Rows from a figure dataset

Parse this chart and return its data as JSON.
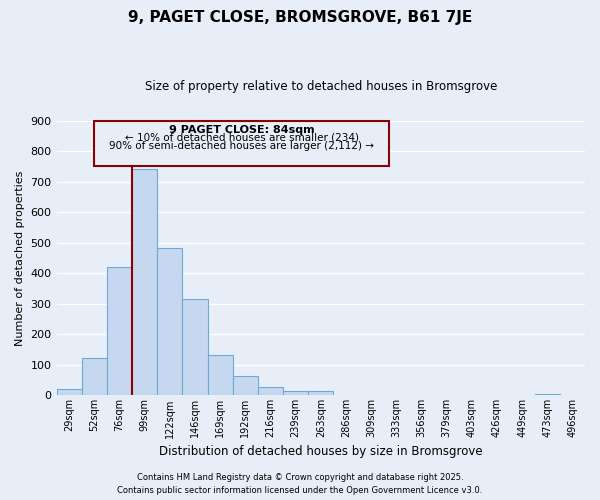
{
  "title": "9, PAGET CLOSE, BROMSGROVE, B61 7JE",
  "subtitle": "Size of property relative to detached houses in Bromsgrove",
  "xlabel": "Distribution of detached houses by size in Bromsgrove",
  "ylabel": "Number of detached properties",
  "bar_labels": [
    "29sqm",
    "52sqm",
    "76sqm",
    "99sqm",
    "122sqm",
    "146sqm",
    "169sqm",
    "192sqm",
    "216sqm",
    "239sqm",
    "263sqm",
    "286sqm",
    "309sqm",
    "333sqm",
    "356sqm",
    "379sqm",
    "403sqm",
    "426sqm",
    "449sqm",
    "473sqm",
    "496sqm"
  ],
  "bar_values": [
    20,
    122,
    422,
    740,
    484,
    316,
    133,
    64,
    28,
    15,
    14,
    0,
    0,
    0,
    0,
    0,
    0,
    0,
    0,
    5,
    0
  ],
  "bar_color": "#c5d8f0",
  "bar_edge_color": "#6aaad4",
  "ylim": [
    0,
    900
  ],
  "yticks": [
    0,
    100,
    200,
    300,
    400,
    500,
    600,
    700,
    800,
    900
  ],
  "vline_color": "#8b0000",
  "annotation_title": "9 PAGET CLOSE: 84sqm",
  "annotation_line1": "← 10% of detached houses are smaller (234)",
  "annotation_line2": "90% of semi-detached houses are larger (2,112) →",
  "annotation_box_color": "#8b0000",
  "background_color": "#e8eef8",
  "grid_color": "#ffffff",
  "footer1": "Contains HM Land Registry data © Crown copyright and database right 2025.",
  "footer2": "Contains public sector information licensed under the Open Government Licence v3.0."
}
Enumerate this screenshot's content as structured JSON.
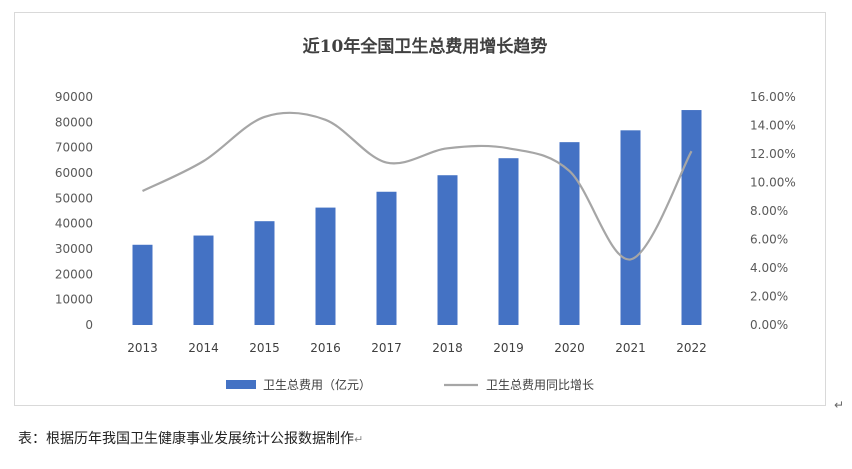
{
  "chart_data": {
    "type": "bar+line",
    "title": "近10年全国卫生总费用增长趋势",
    "categories": [
      "2013",
      "2014",
      "2015",
      "2016",
      "2017",
      "2018",
      "2019",
      "2020",
      "2021",
      "2022"
    ],
    "series": [
      {
        "name": "卫生总费用（亿元）",
        "type": "bar",
        "axis": "left",
        "color": "#4472c4",
        "values": [
          31669,
          35312,
          40975,
          46345,
          52598,
          59122,
          65841,
          72175,
          76845,
          84847
        ]
      },
      {
        "name": "卫生总费用同比增长",
        "type": "line",
        "axis": "right",
        "color": "#a6a6a6",
        "values": [
          0.094,
          0.115,
          0.146,
          0.144,
          0.114,
          0.124,
          0.124,
          0.108,
          0.046,
          0.122
        ]
      }
    ],
    "y_left": {
      "min": 0,
      "max": 90000,
      "step": 10000,
      "tick_labels": [
        "0",
        "10000",
        "20000",
        "30000",
        "40000",
        "50000",
        "60000",
        "70000",
        "80000",
        "90000"
      ]
    },
    "y_right": {
      "min": 0,
      "max": 0.16,
      "step": 0.02,
      "tick_labels": [
        "0.00%",
        "2.00%",
        "4.00%",
        "6.00%",
        "8.00%",
        "10.00%",
        "12.00%",
        "14.00%",
        "16.00%"
      ]
    },
    "grid": false,
    "legend_position": "bottom",
    "legend": [
      {
        "label": "卫生总费用（亿元）",
        "kind": "bar",
        "color": "#4472c4"
      },
      {
        "label": "卫生总费用同比增长",
        "kind": "line",
        "color": "#a6a6a6"
      }
    ]
  },
  "caption": "表：根据历年我国卫生健康事业发展统计公报数据制作",
  "return_mark": "↵"
}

* _Instructions for the task_
Each entry above should be reproduced exactly, with the pictures removed.

* _Task response_
Parse this chart and return its data as JSON.
{
  "title": "9, PAGET CLOSE, BROMSGROVE, B61 7JE",
  "subtitle": "Size of property relative to detached houses in Bromsgrove",
  "xlabel": "Distribution of detached houses by size in Bromsgrove",
  "ylabel": "Number of detached properties",
  "bar_labels": [
    "29sqm",
    "52sqm",
    "76sqm",
    "99sqm",
    "122sqm",
    "146sqm",
    "169sqm",
    "192sqm",
    "216sqm",
    "239sqm",
    "263sqm",
    "286sqm",
    "309sqm",
    "333sqm",
    "356sqm",
    "379sqm",
    "403sqm",
    "426sqm",
    "449sqm",
    "473sqm",
    "496sqm"
  ],
  "bar_values": [
    20,
    122,
    422,
    740,
    484,
    316,
    133,
    64,
    28,
    15,
    14,
    0,
    0,
    0,
    0,
    0,
    0,
    0,
    0,
    5,
    0
  ],
  "bar_color": "#c5d8f0",
  "bar_edge_color": "#6aaad4",
  "ylim": [
    0,
    900
  ],
  "yticks": [
    0,
    100,
    200,
    300,
    400,
    500,
    600,
    700,
    800,
    900
  ],
  "vline_color": "#8b0000",
  "annotation_title": "9 PAGET CLOSE: 84sqm",
  "annotation_line1": "← 10% of detached houses are smaller (234)",
  "annotation_line2": "90% of semi-detached houses are larger (2,112) →",
  "annotation_box_color": "#8b0000",
  "background_color": "#e8eef8",
  "grid_color": "#ffffff",
  "footer1": "Contains HM Land Registry data © Crown copyright and database right 2025.",
  "footer2": "Contains public sector information licensed under the Open Government Licence v3.0."
}
Enumerate this screenshot's content as structured JSON.
{
  "chart_data": {
    "type": "bar+line",
    "title": "近10年全国卫生总费用增长趋势",
    "categories": [
      "2013",
      "2014",
      "2015",
      "2016",
      "2017",
      "2018",
      "2019",
      "2020",
      "2021",
      "2022"
    ],
    "series": [
      {
        "name": "卫生总费用（亿元）",
        "type": "bar",
        "axis": "left",
        "color": "#4472c4",
        "values": [
          31669,
          35312,
          40975,
          46345,
          52598,
          59122,
          65841,
          72175,
          76845,
          84847
        ]
      },
      {
        "name": "卫生总费用同比增长",
        "type": "line",
        "axis": "right",
        "color": "#a6a6a6",
        "values": [
          0.094,
          0.115,
          0.146,
          0.144,
          0.114,
          0.124,
          0.124,
          0.108,
          0.046,
          0.122
        ]
      }
    ],
    "y_left": {
      "min": 0,
      "max": 90000,
      "step": 10000,
      "tick_labels": [
        "0",
        "10000",
        "20000",
        "30000",
        "40000",
        "50000",
        "60000",
        "70000",
        "80000",
        "90000"
      ]
    },
    "y_right": {
      "min": 0,
      "max": 0.16,
      "step": 0.02,
      "tick_labels": [
        "0.00%",
        "2.00%",
        "4.00%",
        "6.00%",
        "8.00%",
        "10.00%",
        "12.00%",
        "14.00%",
        "16.00%"
      ]
    },
    "grid": false,
    "legend_position": "bottom",
    "legend": [
      {
        "label": "卫生总费用（亿元）",
        "kind": "bar",
        "color": "#4472c4"
      },
      {
        "label": "卫生总费用同比增长",
        "kind": "line",
        "color": "#a6a6a6"
      }
    ]
  },
  "caption": "表：根据历年我国卫生健康事业发展统计公报数据制作",
  "return_mark": "↵"
}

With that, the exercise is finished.